▶ _Task to complete_: Write the material out again, line by line, exactly as it is.
**** Information shown ****
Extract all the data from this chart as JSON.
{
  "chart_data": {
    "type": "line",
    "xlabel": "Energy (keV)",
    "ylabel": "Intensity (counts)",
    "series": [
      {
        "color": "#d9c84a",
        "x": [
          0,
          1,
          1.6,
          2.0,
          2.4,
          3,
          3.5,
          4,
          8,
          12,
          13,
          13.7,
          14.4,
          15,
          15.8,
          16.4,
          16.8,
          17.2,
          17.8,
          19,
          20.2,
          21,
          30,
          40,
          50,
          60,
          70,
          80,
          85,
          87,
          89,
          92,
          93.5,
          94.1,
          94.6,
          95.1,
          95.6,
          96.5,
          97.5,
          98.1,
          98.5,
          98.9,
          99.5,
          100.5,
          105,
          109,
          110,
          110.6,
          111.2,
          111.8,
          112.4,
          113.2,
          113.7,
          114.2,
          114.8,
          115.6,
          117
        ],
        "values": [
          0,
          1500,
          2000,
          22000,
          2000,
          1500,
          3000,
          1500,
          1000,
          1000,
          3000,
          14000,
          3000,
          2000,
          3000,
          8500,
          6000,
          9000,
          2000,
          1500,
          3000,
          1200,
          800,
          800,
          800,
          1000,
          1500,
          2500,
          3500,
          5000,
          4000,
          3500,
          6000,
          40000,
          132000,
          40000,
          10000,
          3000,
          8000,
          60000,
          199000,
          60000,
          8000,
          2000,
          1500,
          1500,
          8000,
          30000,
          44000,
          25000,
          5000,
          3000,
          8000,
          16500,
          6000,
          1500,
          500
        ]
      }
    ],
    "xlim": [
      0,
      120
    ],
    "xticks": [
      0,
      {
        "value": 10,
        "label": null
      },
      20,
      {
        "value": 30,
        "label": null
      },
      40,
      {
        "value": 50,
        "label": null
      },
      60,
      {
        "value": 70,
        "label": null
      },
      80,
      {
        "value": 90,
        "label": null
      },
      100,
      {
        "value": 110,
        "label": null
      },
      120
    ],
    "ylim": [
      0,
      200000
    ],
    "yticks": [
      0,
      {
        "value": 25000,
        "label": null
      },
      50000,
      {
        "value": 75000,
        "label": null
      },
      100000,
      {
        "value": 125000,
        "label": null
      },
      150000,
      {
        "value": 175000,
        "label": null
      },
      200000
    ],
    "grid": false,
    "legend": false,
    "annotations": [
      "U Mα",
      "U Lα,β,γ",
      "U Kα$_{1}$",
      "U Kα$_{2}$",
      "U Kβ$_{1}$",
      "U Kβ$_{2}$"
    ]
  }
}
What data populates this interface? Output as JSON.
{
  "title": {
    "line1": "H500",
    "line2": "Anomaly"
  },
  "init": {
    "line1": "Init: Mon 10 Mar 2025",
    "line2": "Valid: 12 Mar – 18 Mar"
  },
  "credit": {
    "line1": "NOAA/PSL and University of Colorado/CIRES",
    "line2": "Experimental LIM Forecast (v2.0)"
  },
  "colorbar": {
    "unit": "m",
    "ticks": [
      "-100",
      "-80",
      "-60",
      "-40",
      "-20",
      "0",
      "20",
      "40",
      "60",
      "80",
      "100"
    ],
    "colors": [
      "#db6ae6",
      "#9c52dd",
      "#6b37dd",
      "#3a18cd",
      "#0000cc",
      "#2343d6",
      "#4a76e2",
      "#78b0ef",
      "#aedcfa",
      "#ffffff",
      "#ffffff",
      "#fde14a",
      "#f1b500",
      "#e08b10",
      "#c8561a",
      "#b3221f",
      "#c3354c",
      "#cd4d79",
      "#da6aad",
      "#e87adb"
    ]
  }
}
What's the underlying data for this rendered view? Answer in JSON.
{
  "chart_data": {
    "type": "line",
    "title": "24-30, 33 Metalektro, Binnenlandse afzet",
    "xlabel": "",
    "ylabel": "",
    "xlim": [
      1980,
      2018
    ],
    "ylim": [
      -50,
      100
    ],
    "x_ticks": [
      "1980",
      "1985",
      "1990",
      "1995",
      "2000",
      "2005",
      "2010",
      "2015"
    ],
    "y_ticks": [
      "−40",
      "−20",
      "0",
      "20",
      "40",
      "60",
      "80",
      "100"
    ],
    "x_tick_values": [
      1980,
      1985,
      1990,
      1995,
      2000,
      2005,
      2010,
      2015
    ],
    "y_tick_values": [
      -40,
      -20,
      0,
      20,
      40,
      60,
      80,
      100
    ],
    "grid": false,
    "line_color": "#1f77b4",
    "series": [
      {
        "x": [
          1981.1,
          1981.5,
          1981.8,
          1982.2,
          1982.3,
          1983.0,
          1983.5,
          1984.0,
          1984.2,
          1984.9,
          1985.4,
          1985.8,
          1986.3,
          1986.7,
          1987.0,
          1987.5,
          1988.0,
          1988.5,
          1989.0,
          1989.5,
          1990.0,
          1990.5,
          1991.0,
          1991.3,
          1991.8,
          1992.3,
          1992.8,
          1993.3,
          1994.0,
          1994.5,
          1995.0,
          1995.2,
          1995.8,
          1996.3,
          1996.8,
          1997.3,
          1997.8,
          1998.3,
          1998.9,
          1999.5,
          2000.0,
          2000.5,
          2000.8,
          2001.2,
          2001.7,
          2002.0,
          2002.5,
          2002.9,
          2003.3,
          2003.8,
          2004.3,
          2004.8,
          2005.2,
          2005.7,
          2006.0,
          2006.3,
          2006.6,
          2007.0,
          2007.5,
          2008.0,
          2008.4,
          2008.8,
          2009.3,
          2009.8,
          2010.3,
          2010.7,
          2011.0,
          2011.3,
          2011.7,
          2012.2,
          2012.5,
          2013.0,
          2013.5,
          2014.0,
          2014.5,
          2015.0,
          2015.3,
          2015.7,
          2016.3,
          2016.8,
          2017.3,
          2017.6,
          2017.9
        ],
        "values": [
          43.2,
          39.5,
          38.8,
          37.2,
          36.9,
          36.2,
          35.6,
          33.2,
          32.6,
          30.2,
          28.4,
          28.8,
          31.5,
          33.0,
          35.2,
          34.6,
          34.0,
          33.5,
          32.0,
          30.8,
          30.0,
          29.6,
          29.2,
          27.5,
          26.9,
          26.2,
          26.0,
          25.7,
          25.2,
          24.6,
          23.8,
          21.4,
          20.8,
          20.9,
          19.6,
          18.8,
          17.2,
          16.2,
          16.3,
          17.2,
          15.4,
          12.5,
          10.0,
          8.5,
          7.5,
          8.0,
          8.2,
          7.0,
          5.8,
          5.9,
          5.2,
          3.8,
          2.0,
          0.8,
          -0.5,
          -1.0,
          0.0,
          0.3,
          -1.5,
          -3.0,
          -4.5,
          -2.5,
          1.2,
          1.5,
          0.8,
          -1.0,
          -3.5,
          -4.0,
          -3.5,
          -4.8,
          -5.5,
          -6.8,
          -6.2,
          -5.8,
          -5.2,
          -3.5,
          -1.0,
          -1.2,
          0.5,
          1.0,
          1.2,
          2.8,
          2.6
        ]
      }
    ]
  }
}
****
▶ _Response to this exercise_:
Extract all the data from this chart as JSON.
{
  "chart_data": {
    "type": "line",
    "xlabel": "Energy (keV)",
    "ylabel": "Intensity (counts)",
    "series": [
      {
        "color": "#d9c84a",
        "x": [
          0,
          1,
          1.6,
          2.0,
          2.4,
          3,
          3.5,
          4,
          8,
          12,
          13,
          13.7,
          14.4,
          15,
          15.8,
          16.4,
          16.8,
          17.2,
          17.8,
          19,
          20.2,
          21,
          30,
          40,
          50,
          60,
          70,
          80,
          85,
          87,
          89,
          92,
          93.5,
          94.1,
          94.6,
          95.1,
          95.6,
          96.5,
          97.5,
          98.1,
          98.5,
          98.9,
          99.5,
          100.5,
          105,
          109,
          110,
          110.6,
          111.2,
          111.8,
          112.4,
          113.2,
          113.7,
          114.2,
          114.8,
          115.6,
          117
        ],
        "values": [
          0,
          1500,
          2000,
          22000,
          2000,
          1500,
          3000,
          1500,
          1000,
          1000,
          3000,
          14000,
          3000,
          2000,
          3000,
          8500,
          6000,
          9000,
          2000,
          1500,
          3000,
          1200,
          800,
          800,
          800,
          1000,
          1500,
          2500,
          3500,
          5000,
          4000,
          3500,
          6000,
          40000,
          132000,
          40000,
          10000,
          3000,
          8000,
          60000,
          199000,
          60000,
          8000,
          2000,
          1500,
          1500,
          8000,
          30000,
          44000,
          25000,
          5000,
          3000,
          8000,
          16500,
          6000,
          1500,
          500
        ]
      }
    ],
    "xlim": [
      0,
      120
    ],
    "xticks": [
      0,
      {
        "value": 10,
        "label": null
      },
      20,
      {
        "value": 30,
        "label": null
      },
      40,
      {
        "value": 50,
        "label": null
      },
      60,
      {
        "value": 70,
        "label": null
      },
      80,
      {
        "value": 90,
        "label": null
      },
      100,
      {
        "value": 110,
        "label": null
      },
      120
    ],
    "ylim": [
      0,
      200000
    ],
    "yticks": [
      0,
      {
        "value": 25000,
        "label": null
      },
      50000,
      {
        "value": 75000,
        "label": null
      },
      100000,
      {
        "value": 125000,
        "label": null
      },
      150000,
      {
        "value": 175000,
        "label": null
      },
      200000
    ],
    "grid": false,
    "legend": false,
    "annotations": [
      "U Mα",
      "U Lα,β,γ",
      "U Kα$_{1}$",
      "U Kα$_{2}$",
      "U Kβ$_{1}$",
      "U Kβ$_{2}$"
    ]
  }
}
What data populates this interface? Output as JSON.
{
  "title": {
    "line1": "H500",
    "line2": "Anomaly"
  },
  "init": {
    "line1": "Init: Mon 10 Mar 2025",
    "line2": "Valid: 12 Mar – 18 Mar"
  },
  "credit": {
    "line1": "NOAA/PSL and University of Colorado/CIRES",
    "line2": "Experimental LIM Forecast (v2.0)"
  },
  "colorbar": {
    "unit": "m",
    "ticks": [
      "-100",
      "-80",
      "-60",
      "-40",
      "-20",
      "0",
      "20",
      "40",
      "60",
      "80",
      "100"
    ],
    "colors": [
      "#db6ae6",
      "#9c52dd",
      "#6b37dd",
      "#3a18cd",
      "#0000cc",
      "#2343d6",
      "#4a76e2",
      "#78b0ef",
      "#aedcfa",
      "#ffffff",
      "#ffffff",
      "#fde14a",
      "#f1b500",
      "#e08b10",
      "#c8561a",
      "#b3221f",
      "#c3354c",
      "#cd4d79",
      "#da6aad",
      "#e87adb"
    ]
  }
}
What's the underlying data for this rendered view? Answer in JSON.
{
  "chart_data": {
    "type": "line",
    "title": "24-30, 33 Metalektro, Binnenlandse afzet",
    "xlabel": "",
    "ylabel": "",
    "xlim": [
      1980,
      2018
    ],
    "ylim": [
      -50,
      100
    ],
    "x_ticks": [
      "1980",
      "1985",
      "1990",
      "1995",
      "2000",
      "2005",
      "2010",
      "2015"
    ],
    "y_ticks": [
      "−40",
      "−20",
      "0",
      "20",
      "40",
      "60",
      "80",
      "100"
    ],
    "x_tick_values": [
      1980,
      1985,
      1990,
      1995,
      2000,
      2005,
      2010,
      2015
    ],
    "y_tick_values": [
      -40,
      -20,
      0,
      20,
      40,
      60,
      80,
      100
    ],
    "grid": false,
    "line_color": "#1f77b4",
    "series": [
      {
        "x": [
          1981.1,
          1981.5,
          1981.8,
          1982.2,
          1982.3,
          1983.0,
          1983.5,
          1984.0,
          1984.2,
          1984.9,
          1985.4,
          1985.8,
          1986.3,
          1986.7,
          1987.0,
          1987.5,
          1988.0,
          1988.5,
          1989.0,
          1989.5,
          1990.0,
          1990.5,
          1991.0,
          1991.3,
          1991.8,
          1992.3,
          1992.8,
          1993.3,
          1994.0,
          1994.5,
          1995.0,
          1995.2,
          1995.8,
          1996.3,
          1996.8,
          1997.3,
          1997.8,
          1998.3,
          1998.9,
          1999.5,
          2000.0,
          2000.5,
          2000.8,
          2001.2,
          2001.7,
          2002.0,
          2002.5,
          2002.9,
          2003.3,
          2003.8,
          2004.3,
          2004.8,
          2005.2,
          2005.7,
          2006.0,
          2006.3,
          2006.6,
          2007.0,
          2007.5,
          2008.0,
          2008.4,
          2008.8,
          2009.3,
          2009.8,
          2010.3,
          2010.7,
          2011.0,
          2011.3,
          2011.7,
          2012.2,
          2012.5,
          2013.0,
          2013.5,
          2014.0,
          2014.5,
          2015.0,
          2015.3,
          2015.7,
          2016.3,
          2016.8,
          2017.3,
          2017.6,
          2017.9
        ],
        "values": [
          43.2,
          39.5,
          38.8,
          37.2,
          36.9,
          36.2,
          35.6,
          33.2,
          32.6,
          30.2,
          28.4,
          28.8,
          31.5,
          33.0,
          35.2,
          34.6,
          34.0,
          33.5,
          32.0,
          30.8,
          30.0,
          29.6,
          29.2,
          27.5,
          26.9,
          26.2,
          26.0,
          25.7,
          25.2,
          24.6,
          23.8,
          21.4,
          20.8,
          20.9,
          19.6,
          18.8,
          17.2,
          16.2,
          16.3,
          17.2,
          15.4,
          12.5,
          10.0,
          8.5,
          7.5,
          8.0,
          8.2,
          7.0,
          5.8,
          5.9,
          5.2,
          3.8,
          2.0,
          0.8,
          -0.5,
          -1.0,
          0.0,
          0.3,
          -1.5,
          -3.0,
          -4.5,
          -2.5,
          1.2,
          1.5,
          0.8,
          -1.0,
          -3.5,
          -4.0,
          -3.5,
          -4.8,
          -5.5,
          -6.8,
          -6.2,
          -5.8,
          -5.2,
          -3.5,
          -1.0,
          -1.2,
          0.5,
          1.0,
          1.2,
          2.8,
          2.6
        ]
      }
    ]
  }
}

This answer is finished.